Could you rewrite every line of the rows below as a numbered list, skipping any blank lines and leaving the pictures out?

─── Records provided ───

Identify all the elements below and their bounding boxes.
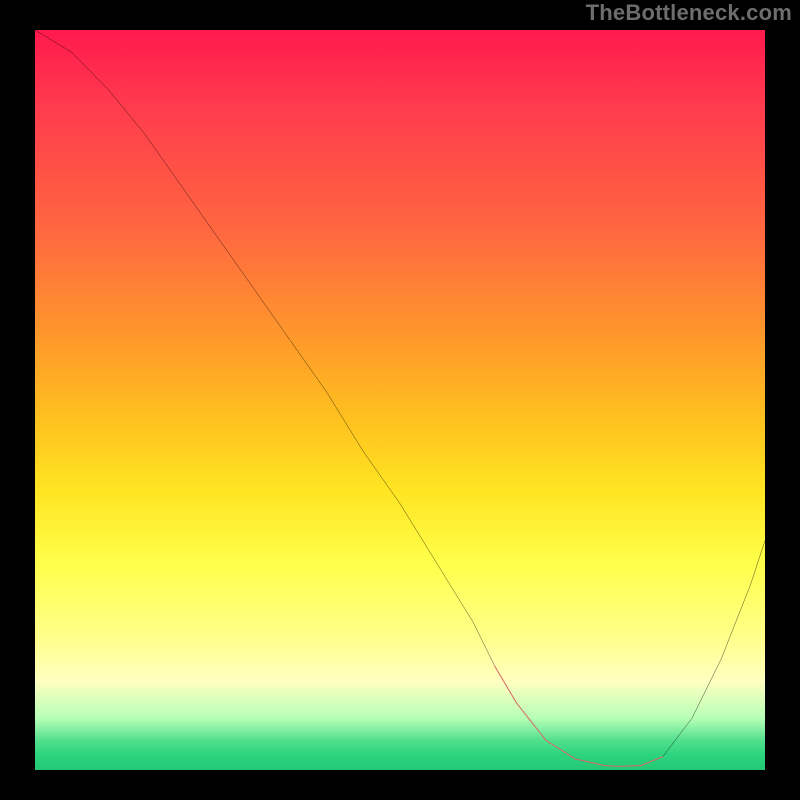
main-curve bbox=[35, 30, 765, 766]
flat-segment-highlight bbox=[495, 666, 663, 766]
watermark-text: TheBottleneck.com bbox=[586, 0, 792, 26]
plot-area bbox=[35, 30, 765, 770]
chart-frame: TheBottleneck.com bbox=[0, 0, 800, 800]
chart-svg bbox=[35, 30, 765, 770]
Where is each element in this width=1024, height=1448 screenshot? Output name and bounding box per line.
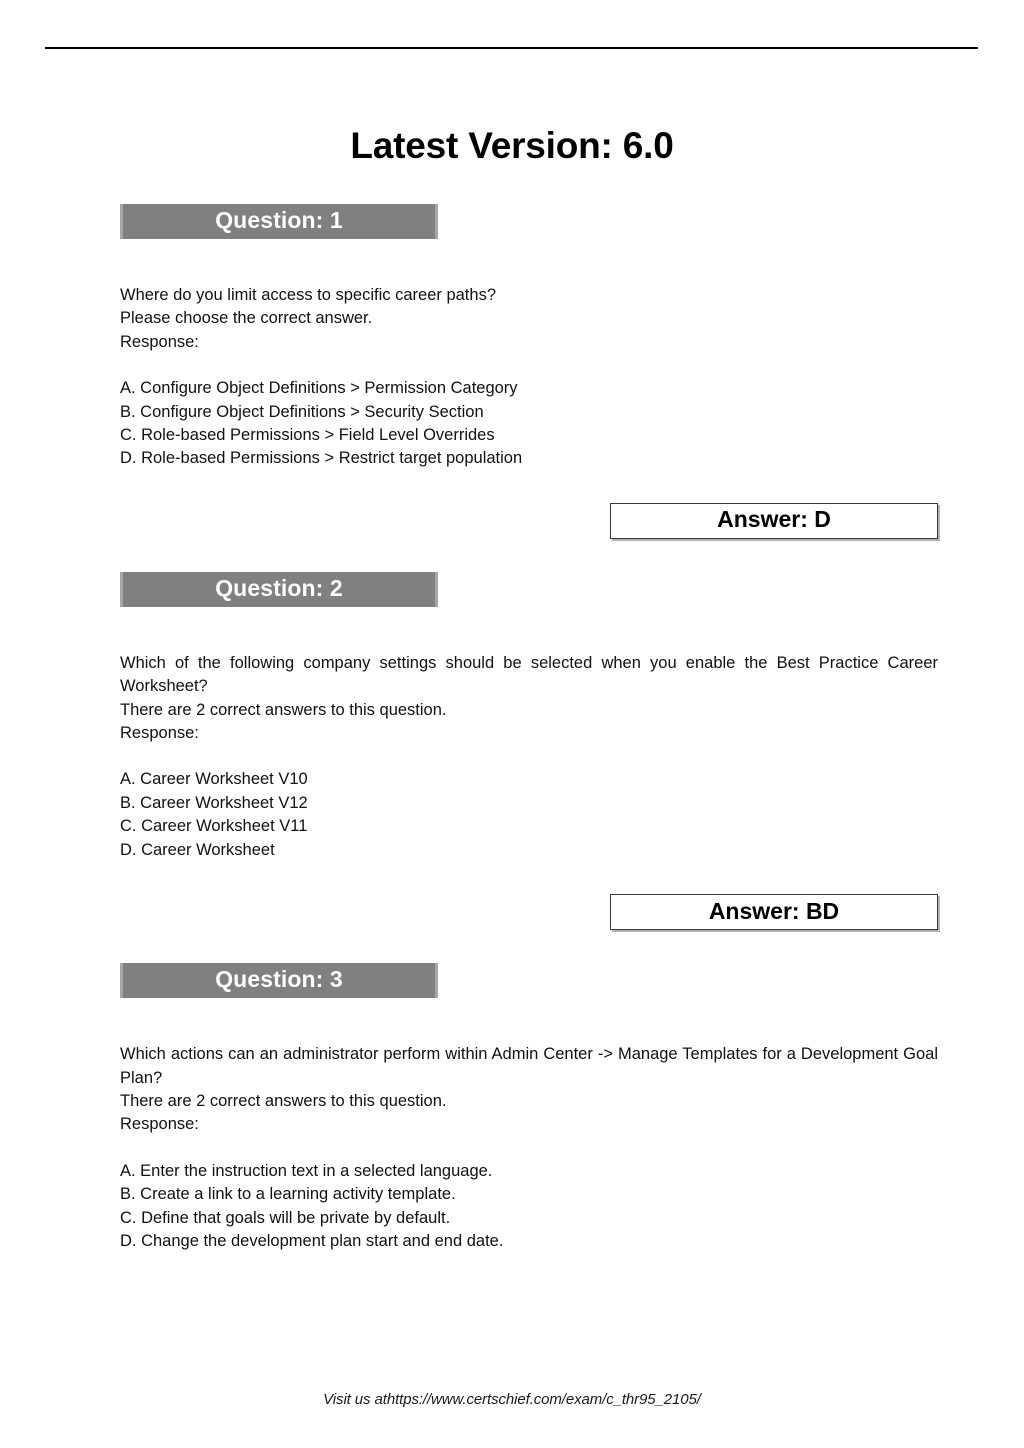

───

**Reply to the exercise**
1. Identify all the elements below and their bounding boxes.
2. main-curve bbox=[35, 30, 765, 766]
3. flat-segment-highlight bbox=[495, 666, 663, 766]
4. watermark-text: TheBottleneck.com bbox=[586, 0, 792, 26]
5. plot-area bbox=[35, 30, 765, 770]
6. chart-frame: TheBottleneck.com bbox=[0, 0, 800, 800]
7. chart-svg bbox=[35, 30, 765, 770]
8. Where is each element in this width=1024, height=1448 screenshot? Output name and bounding box per line.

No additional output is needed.